• Exercise directions
Please set down all the lines beneath this one exactly, without the pictures.

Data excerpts

---+---

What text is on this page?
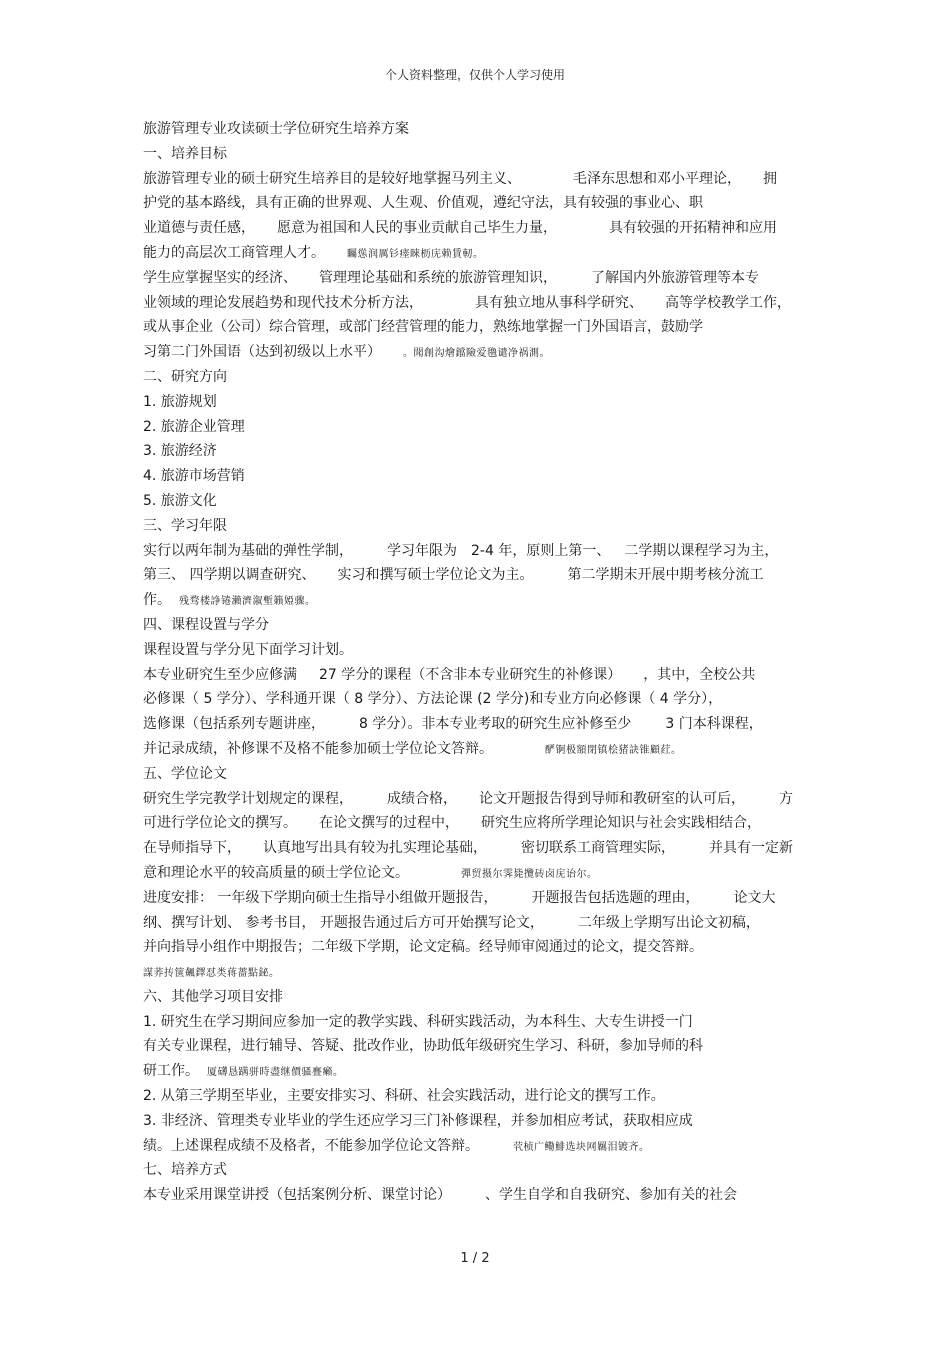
个人资料整理，仅供个人学习使用
旅游管理专业攻读硕士学位研究生培养方案
一、培养目标
旅游管理专业的硕士研究生培养目的是较好地掌握马列主义、	毛泽东思想和邓小平理论， 拥
护党的基本路线，具有正确的世界观、人生观、价值观，遵纪守法，具有较强的事业心、职
业道德与责任感， 愿意为祖国和人民的事业贡献自己毕生力量，	具有较强的开拓精神和应用
能力的高层次工商管理人才。 矚慫润厲钐瘗睞枥庑赖賃軔。
学生应掌握坚实的经济、 管理理论基础和系统的旅游管理知识， 了解国内外旅游管理等本专
业领域的理论发展趋势和现代技术分析方法，	具有独立地从事科学研究、 高等学校教学工作，
或从事企业（公司）综合管理，或部门经营管理的能力，熟练地掌握一门外国语言，鼓励学
习第二门外国语（达到初级以上水平） 。聞創沟燴鐺險爱氇谴净祸測。
二、研究方向
1. 旅游规划
2. 旅游企业管理
3. 旅游经济
4. 旅游市场营销
5. 旅游文化
三、学习年限
实行以两年制为基础的弹性学制， 学习年限为 2-4 年，原则上第一、 二学期以课程学习为主，
第三、 四学期以调查研究、 实习和撰写硕士学位论文为主。 第二学期末开展中期考核分流工
作。 残骛楼諍锩瀨濟溆塹籟婭骤。
四、课程设置与学分
课程设置与学分见下面学习计划。
本专业研究生至少应修满 27 学分的课程（不含非本专业研究生的补修课） ，其中，全校公共
必修课（ 5 学分）、学科通开课（ 8 学分）、方法论课 (2 学分)和专业方向必修课（ 4 学分），
选修课（包括系列专题讲座， 8 学分）。非本专业考取的研究生应补修至少 3 门本科课程，
并记录成绩，补修课不及格不能参加硕士学位论文答辩。	酽锕极額閉镇桧猪訣锥顧荭。
五、学位论文
研究生学完教学计划规定的课程， 成绩合格， 论文开题报告得到导师和教研室的认可后， 方
可进行学位论文的撰写。 在论文撰写的过程中， 研究生应将所学理论知识与社会实践相结合，
在导师指导下， 认真地写出具有较为扎实理论基础， 密切联系工商管理实际， 并具有一定新
意和理论水平的较高质量的硕士学位论文。	彈贸摄尔霁毙攬砖卤庑诒尔。
进度安排： 一年级下学期向硕士生指导小组做开题报告， 开题报告包括选题的理由， 论文大
纲、撰写计划、 参考书目， 开题报告通过后方可开始撰写论文， 二年级上学期写出论文初稿，
并向指导小组作中期报告；二年级下学期，论文定稿。经导师审阅通过的论文，提交答辩。
謀荞抟箧飆鐸怼类蒋薔點鉍。
六、其他学习项目安排
1. 研究生在学习期间应参加一定的教学实践、科研实践活动，为本科生、大专生讲授一门
有关专业课程，进行辅导、答疑、批改作业，协助低年级研究生学习、科研，参加导师的科
研工作。 厦礴恳蹒骈時盡继價骚亹癩。
2. 从第三学期至毕业，主要安排实习、科研、社会实践活动，进行论文的撰写工作。
3. 非经济、管理类专业毕业的学生还应学习三门补修课程，并参加相应考试，获取相应成
绩。上述课程成绩不及格者，不能参加学位论文答辩。	茕桢广鳓鯡选块网羈泪镀齐。
七、培养方式
本专业采用课堂讲授（包括案例分析、课堂讨论） 、学生自学和自我研究、参加有关的社会
1 / 2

---+---

• Task result
What text is on this page?
个人资料整理，仅供个人学习使用
旅游管理专业攻读硕士学位研究生培养方案
一、培养目标
旅游管理专业的硕士研究生培养目的是较好地掌握马列主义、	毛泽东思想和邓小平理论， 拥
护党的基本路线，具有正确的世界观、人生观、价值观，遵纪守法，具有较强的事业心、职
业道德与责任感， 愿意为祖国和人民的事业贡献自己毕生力量，	具有较强的开拓精神和应用
能力的高层次工商管理人才。 矚慫润厲钐瘗睞枥庑赖賃軔。
学生应掌握坚实的经济、 管理理论基础和系统的旅游管理知识， 了解国内外旅游管理等本专
业领域的理论发展趋势和现代技术分析方法，	具有独立地从事科学研究、 高等学校教学工作，
或从事企业（公司）综合管理，或部门经营管理的能力，熟练地掌握一门外国语言，鼓励学
习第二门外国语（达到初级以上水平） 。聞創沟燴鐺險爱氇谴净祸測。
二、研究方向
1. 旅游规划
2. 旅游企业管理
3. 旅游经济
4. 旅游市场营销
5. 旅游文化
三、学习年限
实行以两年制为基础的弹性学制， 学习年限为 2-4 年，原则上第一、 二学期以课程学习为主，
第三、 四学期以调查研究、 实习和撰写硕士学位论文为主。 第二学期末开展中期考核分流工
作。 残骛楼諍锩瀨濟溆塹籟婭骤。
四、课程设置与学分
课程设置与学分见下面学习计划。
本专业研究生至少应修满 27 学分的课程（不含非本专业研究生的补修课） ，其中，全校公共
必修课（ 5 学分）、学科通开课（ 8 学分）、方法论课 (2 学分)和专业方向必修课（ 4 学分），
选修课（包括系列专题讲座， 8 学分）。非本专业考取的研究生应补修至少 3 门本科课程，
并记录成绩，补修课不及格不能参加硕士学位论文答辩。	酽锕极額閉镇桧猪訣锥顧荭。
五、学位论文
研究生学完教学计划规定的课程， 成绩合格， 论文开题报告得到导师和教研室的认可后， 方
可进行学位论文的撰写。 在论文撰写的过程中， 研究生应将所学理论知识与社会实践相结合，
在导师指导下， 认真地写出具有较为扎实理论基础， 密切联系工商管理实际， 并具有一定新
意和理论水平的较高质量的硕士学位论文。	彈贸摄尔霁毙攬砖卤庑诒尔。
进度安排： 一年级下学期向硕士生指导小组做开题报告， 开题报告包括选题的理由， 论文大
纲、撰写计划、 参考书目， 开题报告通过后方可开始撰写论文， 二年级上学期写出论文初稿，
并向指导小组作中期报告；二年级下学期，论文定稿。经导师审阅通过的论文，提交答辩。
謀荞抟箧飆鐸怼类蒋薔點鉍。
六、其他学习项目安排
1. 研究生在学习期间应参加一定的教学实践、科研实践活动，为本科生、大专生讲授一门
有关专业课程，进行辅导、答疑、批改作业，协助低年级研究生学习、科研，参加导师的科
研工作。 厦礴恳蹒骈時盡继價骚亹癩。
2. 从第三学期至毕业，主要安排实习、科研、社会实践活动，进行论文的撰写工作。
3. 非经济、管理类专业毕业的学生还应学习三门补修课程，并参加相应考试，获取相应成
绩。上述课程成绩不及格者，不能参加学位论文答辩。	茕桢广鳓鯡选块网羈泪镀齐。
七、培养方式
本专业采用课堂讲授（包括案例分析、课堂讨论） 、学生自学和自我研究、参加有关的社会
1 / 2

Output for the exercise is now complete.